Faith

It’s Who You Know

What if we started looking at our lives with all of its problems, joys, situations through the lens of what we know, really know, about God? What would change? What would life look like?

This seems like an obvious perspective for a Christian to adopt in daily life, and maybe for some it is. In the past I’ve flirted with this idea but have never really grasped the life-changing power this perspective provides. Let me explain.

Several months ago, I started attending the Revelation study through Bible Study Fellowship. This is the first time in its 50-year history that this study has been offered, and it took the writers three years to put it together. Currently, every week 400,000 women from around the world are studying this book.

My view of Revelation has always been from the perspective of how’s it all going to end and in what order. That first night the teaching leader reminded us that there are many interpretations of this book: literal vs. figurative, pre-tribulation vs. mid-tribulation vs. post-tribulation vs. pre-wrath, etc. She said that this study would not answer those questions for us. Instead she wanted us to concentrate on one thing: “Our hope is not in the details. Our hope is in God.” That was an “aha” moment for me.

Honestly, as a person who pays no attention to detail whatsoever (ask my detail-oriented husband), this really shouldn’t be an issue. It’s the reason in all the years of cleaning houses I can count on one hand the number of times I’ve noticed cobwebs in corners or dust on ceiling fans. It’s a detail. It’s the reason why when I make hamburgers for dinner we rarely have buns to put them on. Details often get lost in my day-to-day existence so why, when faced with frustrating circumstances, I focus on those rather than on what I know, is beyond me.

But God, the great Teacher, used a moment last week to show me how this could be applied in everyday life. One of my kids came home with a long list of expenses for different activities they are involved in. I was irritated, of course and directed a wordy diatribe at the Lord. Give me a break. Why do I always feel like I’m constantly putting money in pockets with giant holes? I just can’t seem to hang on to it. This kind of attitude will often put me in a funk that can last for days. But almost instantly I heard the voice of God: Your hope is not in the details of this situation. It’s in Me. What do you know about me? Concentrate on that. Eureka!

So I started recounting all the things I know about God in relation to money. I thought back to all of the times I’ve experienced His provision, what His Word says about Him as Jehovah Jireh, the Provider, what He promises regarding His provision. Miracle of miracles, I instantly calmed down within minutes-pretty good turnaround time for me. Oddly enough I felt relieved. I didn’t have to worry about how everything was going to turn out. It’s really not my problem. I just have to know that it will and hang on to the knowing.

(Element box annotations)

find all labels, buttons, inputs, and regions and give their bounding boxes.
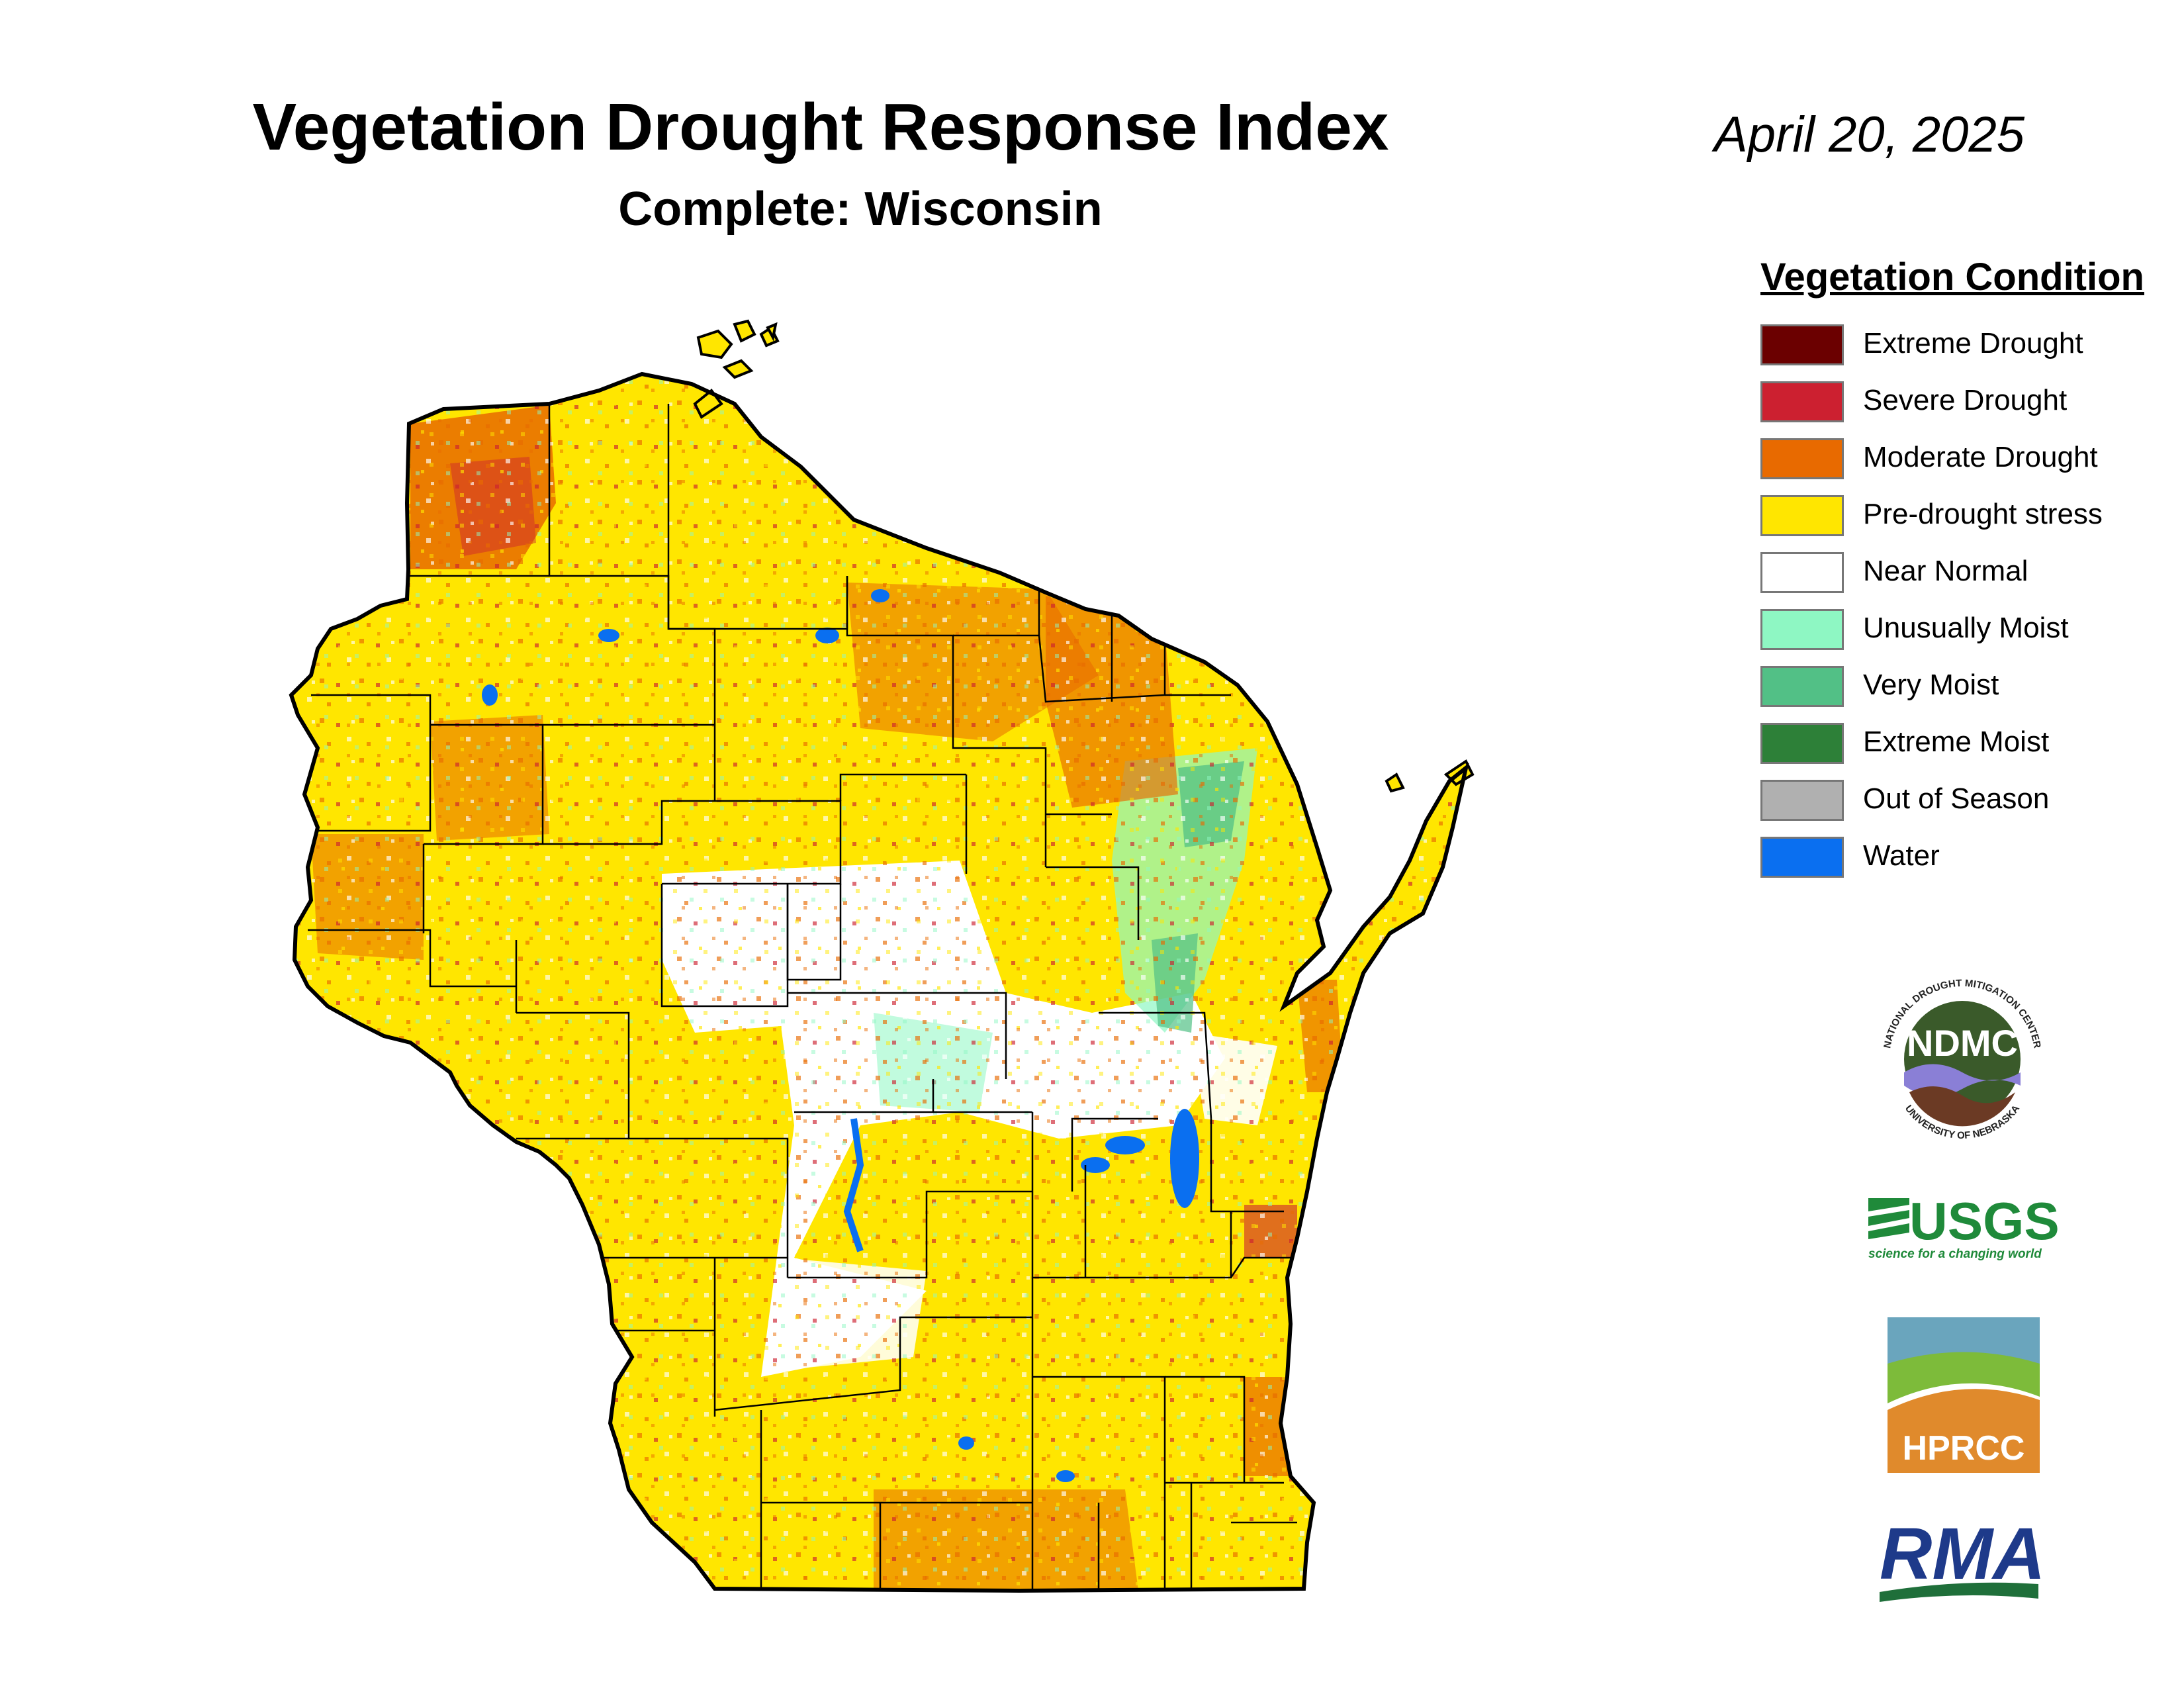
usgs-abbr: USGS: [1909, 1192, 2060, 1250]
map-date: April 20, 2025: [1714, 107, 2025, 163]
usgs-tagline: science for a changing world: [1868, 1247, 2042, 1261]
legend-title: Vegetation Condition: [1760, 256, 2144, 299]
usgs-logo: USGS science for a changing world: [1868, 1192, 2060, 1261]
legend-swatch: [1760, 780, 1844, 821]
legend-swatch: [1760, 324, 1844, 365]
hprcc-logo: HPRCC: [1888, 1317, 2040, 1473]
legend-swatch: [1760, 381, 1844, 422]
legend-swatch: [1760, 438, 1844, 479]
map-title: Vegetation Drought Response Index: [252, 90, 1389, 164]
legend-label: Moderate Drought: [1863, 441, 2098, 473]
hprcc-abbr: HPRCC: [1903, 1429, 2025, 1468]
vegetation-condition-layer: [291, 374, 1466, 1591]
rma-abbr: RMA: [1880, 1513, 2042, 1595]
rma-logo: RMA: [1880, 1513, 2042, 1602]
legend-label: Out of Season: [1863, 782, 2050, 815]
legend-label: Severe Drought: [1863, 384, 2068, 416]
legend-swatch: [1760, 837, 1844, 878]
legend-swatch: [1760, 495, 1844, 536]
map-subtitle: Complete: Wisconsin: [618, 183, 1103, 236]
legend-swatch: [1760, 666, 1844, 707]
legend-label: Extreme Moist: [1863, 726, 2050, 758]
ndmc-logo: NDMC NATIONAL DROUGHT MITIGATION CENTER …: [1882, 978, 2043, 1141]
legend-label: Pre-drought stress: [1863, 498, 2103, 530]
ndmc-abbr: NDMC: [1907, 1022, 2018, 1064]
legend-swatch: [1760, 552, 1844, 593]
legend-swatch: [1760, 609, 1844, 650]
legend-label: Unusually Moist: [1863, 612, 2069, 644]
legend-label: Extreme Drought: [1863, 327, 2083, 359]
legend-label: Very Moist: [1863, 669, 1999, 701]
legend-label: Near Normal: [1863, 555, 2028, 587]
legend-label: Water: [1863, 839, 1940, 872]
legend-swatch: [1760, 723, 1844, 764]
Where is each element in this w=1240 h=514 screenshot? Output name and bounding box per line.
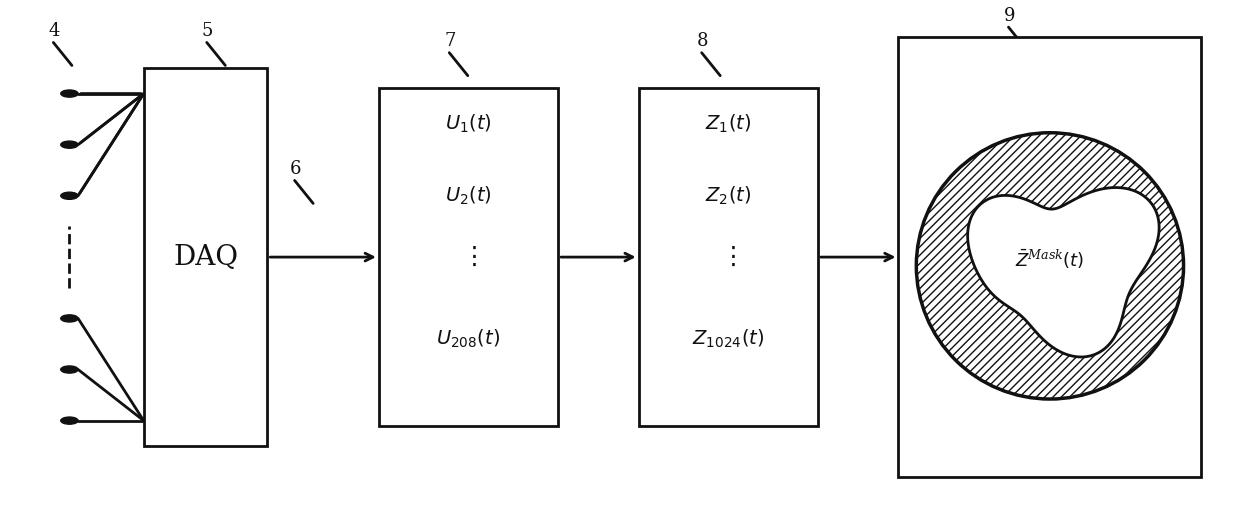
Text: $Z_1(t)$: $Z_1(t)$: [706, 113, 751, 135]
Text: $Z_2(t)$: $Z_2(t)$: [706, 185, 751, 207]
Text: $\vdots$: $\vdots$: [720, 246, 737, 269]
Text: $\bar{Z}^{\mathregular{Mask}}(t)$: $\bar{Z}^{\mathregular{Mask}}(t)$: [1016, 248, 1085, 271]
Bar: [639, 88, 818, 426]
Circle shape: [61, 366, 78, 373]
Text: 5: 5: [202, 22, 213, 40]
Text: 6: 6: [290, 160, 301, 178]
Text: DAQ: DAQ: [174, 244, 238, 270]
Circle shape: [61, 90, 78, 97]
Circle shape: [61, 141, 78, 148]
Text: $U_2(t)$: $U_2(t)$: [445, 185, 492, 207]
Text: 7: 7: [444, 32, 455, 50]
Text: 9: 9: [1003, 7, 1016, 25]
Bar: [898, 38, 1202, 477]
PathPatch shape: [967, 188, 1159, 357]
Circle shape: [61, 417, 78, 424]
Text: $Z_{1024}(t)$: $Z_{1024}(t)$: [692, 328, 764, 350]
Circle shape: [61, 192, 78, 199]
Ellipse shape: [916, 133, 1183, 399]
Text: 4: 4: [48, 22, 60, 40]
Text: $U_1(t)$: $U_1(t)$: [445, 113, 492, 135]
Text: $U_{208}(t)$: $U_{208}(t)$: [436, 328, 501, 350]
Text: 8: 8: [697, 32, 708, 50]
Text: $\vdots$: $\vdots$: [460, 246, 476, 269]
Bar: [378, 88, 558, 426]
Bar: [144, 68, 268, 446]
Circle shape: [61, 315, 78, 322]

**TASKS TO CARRY OUT**
A – Reproduce word for word the stretch of the essay from "This seems like" through "Let me explain.".
B – Write out unchanged the stretch of the rows from the line containing "Text: $Z_1(t)$: $Z_1(t)$: [706, 113, 751, 135]" through the last line of the rows.

**THE RESULTS**
A –
This seems like an obvious perspective for a Christian to adopt in daily life, and maybe for some it is. In the past I’ve flirted with this idea but have never really grasped the life-changing power this perspective provides. Let me explain.

B –
Text: $Z_1(t)$: $Z_1(t)$: [706, 113, 751, 135]
Text: $Z_2(t)$: $Z_2(t)$: [706, 185, 751, 207]
Text: $\vdots$: $\vdots$: [720, 246, 737, 269]
Text: $\bar{Z}^{\mathregular{Mask}}(t)$: $\bar{Z}^{\mathregular{Mask}}(t)$: [1016, 248, 1085, 271]
Bar: [639, 88, 818, 426]
Circle shape: [61, 366, 78, 373]
Text: 5: 5: [202, 22, 213, 40]
Text: 6: 6: [290, 160, 301, 178]
Text: DAQ: DAQ: [174, 244, 238, 270]
Circle shape: [61, 90, 78, 97]
Circle shape: [61, 141, 78, 148]
Text: $U_2(t)$: $U_2(t)$: [445, 185, 492, 207]
Text: 7: 7: [444, 32, 455, 50]
Text: 9: 9: [1003, 7, 1016, 25]
Bar: [898, 38, 1202, 477]
PathPatch shape: [967, 188, 1159, 357]
Circle shape: [61, 417, 78, 424]
Text: $Z_{1024}(t)$: $Z_{1024}(t)$: [692, 328, 764, 350]
Circle shape: [61, 192, 78, 199]
Ellipse shape: [916, 133, 1183, 399]
Text: 4: 4: [48, 22, 60, 40]
Text: $U_1(t)$: $U_1(t)$: [445, 113, 492, 135]
Text: $U_{208}(t)$: $U_{208}(t)$: [436, 328, 501, 350]
Text: 8: 8: [697, 32, 708, 50]
Text: $\vdots$: $\vdots$: [460, 246, 476, 269]
Bar: [378, 88, 558, 426]
Bar: [144, 68, 268, 446]
Circle shape: [61, 315, 78, 322]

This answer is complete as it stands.